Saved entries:
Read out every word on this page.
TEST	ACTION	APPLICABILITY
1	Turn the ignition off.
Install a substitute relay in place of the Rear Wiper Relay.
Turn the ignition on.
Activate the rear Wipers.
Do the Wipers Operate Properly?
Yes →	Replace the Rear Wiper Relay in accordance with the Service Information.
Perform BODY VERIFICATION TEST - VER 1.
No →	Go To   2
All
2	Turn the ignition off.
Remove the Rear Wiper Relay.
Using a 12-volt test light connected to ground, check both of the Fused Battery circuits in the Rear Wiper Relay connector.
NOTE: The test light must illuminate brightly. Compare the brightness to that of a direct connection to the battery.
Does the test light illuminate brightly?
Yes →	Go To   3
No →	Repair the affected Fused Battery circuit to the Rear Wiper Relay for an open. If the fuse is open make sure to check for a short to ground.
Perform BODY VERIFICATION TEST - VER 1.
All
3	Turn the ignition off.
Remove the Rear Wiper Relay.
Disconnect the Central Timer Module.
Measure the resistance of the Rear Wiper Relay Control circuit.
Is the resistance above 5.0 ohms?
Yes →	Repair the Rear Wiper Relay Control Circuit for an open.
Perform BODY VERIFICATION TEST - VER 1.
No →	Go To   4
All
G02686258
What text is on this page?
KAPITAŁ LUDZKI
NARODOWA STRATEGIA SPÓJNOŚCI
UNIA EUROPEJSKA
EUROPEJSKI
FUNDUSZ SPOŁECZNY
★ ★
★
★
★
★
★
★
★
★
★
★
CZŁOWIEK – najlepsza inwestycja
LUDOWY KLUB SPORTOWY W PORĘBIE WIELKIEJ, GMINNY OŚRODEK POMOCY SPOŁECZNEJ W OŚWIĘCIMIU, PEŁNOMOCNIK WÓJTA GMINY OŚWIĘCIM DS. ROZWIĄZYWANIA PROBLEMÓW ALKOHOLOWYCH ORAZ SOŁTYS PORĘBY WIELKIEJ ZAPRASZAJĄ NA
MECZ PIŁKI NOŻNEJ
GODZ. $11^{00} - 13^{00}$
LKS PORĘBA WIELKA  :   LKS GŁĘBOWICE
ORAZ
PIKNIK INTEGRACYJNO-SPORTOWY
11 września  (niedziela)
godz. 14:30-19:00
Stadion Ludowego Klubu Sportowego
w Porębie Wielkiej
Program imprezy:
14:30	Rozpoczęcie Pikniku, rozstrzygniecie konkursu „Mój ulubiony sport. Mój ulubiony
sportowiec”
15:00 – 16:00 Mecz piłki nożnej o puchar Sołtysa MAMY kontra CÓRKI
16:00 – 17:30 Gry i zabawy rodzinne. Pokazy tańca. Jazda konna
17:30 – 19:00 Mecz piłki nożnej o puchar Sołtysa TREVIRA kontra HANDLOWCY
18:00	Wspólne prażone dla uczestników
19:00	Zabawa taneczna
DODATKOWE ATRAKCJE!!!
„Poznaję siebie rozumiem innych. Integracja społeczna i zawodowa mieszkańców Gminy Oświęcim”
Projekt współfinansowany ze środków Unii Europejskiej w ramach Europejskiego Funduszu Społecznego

**Work to be completed:**
Starting with the line that contains "What text is on this page?", return each line through the last one of the data above, exactly as written and nothing more.

**Written solution:**
What text is on this page?
KAPITAŁ LUDZKI
NARODOWA STRATEGIA SPÓJNOŚCI
UNIA EUROPEJSKA
EUROPEJSKI
FUNDUSZ SPOŁECZNY
★ ★
★
★
★
★
★
★
★
★
★
★
CZŁOWIEK – najlepsza inwestycja
LUDOWY KLUB SPORTOWY W PORĘBIE WIELKIEJ, GMINNY OŚRODEK POMOCY SPOŁECZNEJ W OŚWIĘCIMIU, PEŁNOMOCNIK WÓJTA GMINY OŚWIĘCIM DS. ROZWIĄZYWANIA PROBLEMÓW ALKOHOLOWYCH ORAZ SOŁTYS PORĘBY WIELKIEJ ZAPRASZAJĄ NA
MECZ PIŁKI NOŻNEJ
GODZ. $11^{00} - 13^{00}$
LKS PORĘBA WIELKA  :   LKS GŁĘBOWICE
ORAZ
PIKNIK INTEGRACYJNO-SPORTOWY
11 września  (niedziela)
godz. 14:30-19:00
Stadion Ludowego Klubu Sportowego
w Porębie Wielkiej
Program imprezy:
14:30	Rozpoczęcie Pikniku, rozstrzygniecie konkursu „Mój ulubiony sport. Mój ulubiony
sportowiec”
15:00 – 16:00 Mecz piłki nożnej o puchar Sołtysa MAMY kontra CÓRKI
16:00 – 17:30 Gry i zabawy rodzinne. Pokazy tańca. Jazda konna
17:30 – 19:00 Mecz piłki nożnej o puchar Sołtysa TREVIRA kontra HANDLOWCY
18:00	Wspólne prażone dla uczestników
19:00	Zabawa taneczna
DODATKOWE ATRAKCJE!!!
„Poznaję siebie rozumiem innych. Integracja społeczna i zawodowa mieszkańców Gminy Oświęcim”
Projekt współfinansowany ze środków Unii Europejskiej w ramach Europejskiego Funduszu Społecznego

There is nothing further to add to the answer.